-- TASK OBJECTIVE --
Quote the entries that follow exactly, leaving none out.

-- ENTRIES --
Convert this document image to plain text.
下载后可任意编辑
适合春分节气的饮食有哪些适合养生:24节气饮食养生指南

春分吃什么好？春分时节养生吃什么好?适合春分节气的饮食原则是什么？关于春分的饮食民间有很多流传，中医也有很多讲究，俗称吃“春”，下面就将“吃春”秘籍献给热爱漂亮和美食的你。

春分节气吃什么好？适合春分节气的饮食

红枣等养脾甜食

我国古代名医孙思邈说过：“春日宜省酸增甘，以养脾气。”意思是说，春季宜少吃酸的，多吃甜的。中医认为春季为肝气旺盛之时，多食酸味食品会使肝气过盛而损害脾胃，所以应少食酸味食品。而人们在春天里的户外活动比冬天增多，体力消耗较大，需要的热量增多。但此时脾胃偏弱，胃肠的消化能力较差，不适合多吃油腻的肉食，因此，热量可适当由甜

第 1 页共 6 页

-- COMPLETE ANSWER --
Convert this document image to plain text.
下载后可任意编辑
适合春分节气的饮食有哪些适合养生:24节气饮食养生指南

春分吃什么好？春分时节养生吃什么好?适合春分节气的饮食原则是什么？关于春分的饮食民间有很多流传，中医也有很多讲究，俗称吃“春”，下面就将“吃春”秘籍献给热爱漂亮和美食的你。

春分节气吃什么好？适合春分节气的饮食

红枣等养脾甜食

我国古代名医孙思邈说过：“春日宜省酸增甘，以养脾气。”意思是说，春季宜少吃酸的，多吃甜的。中医认为春季为肝气旺盛之时，多食酸味食品会使肝气过盛而损害脾胃，所以应少食酸味食品。而人们在春天里的户外活动比冬天增多，体力消耗较大，需要的热量增多。但此时脾胃偏弱，胃肠的消化能力较差，不适合多吃油腻的肉食，因此，热量可适当由甜

第 1 页共 6 页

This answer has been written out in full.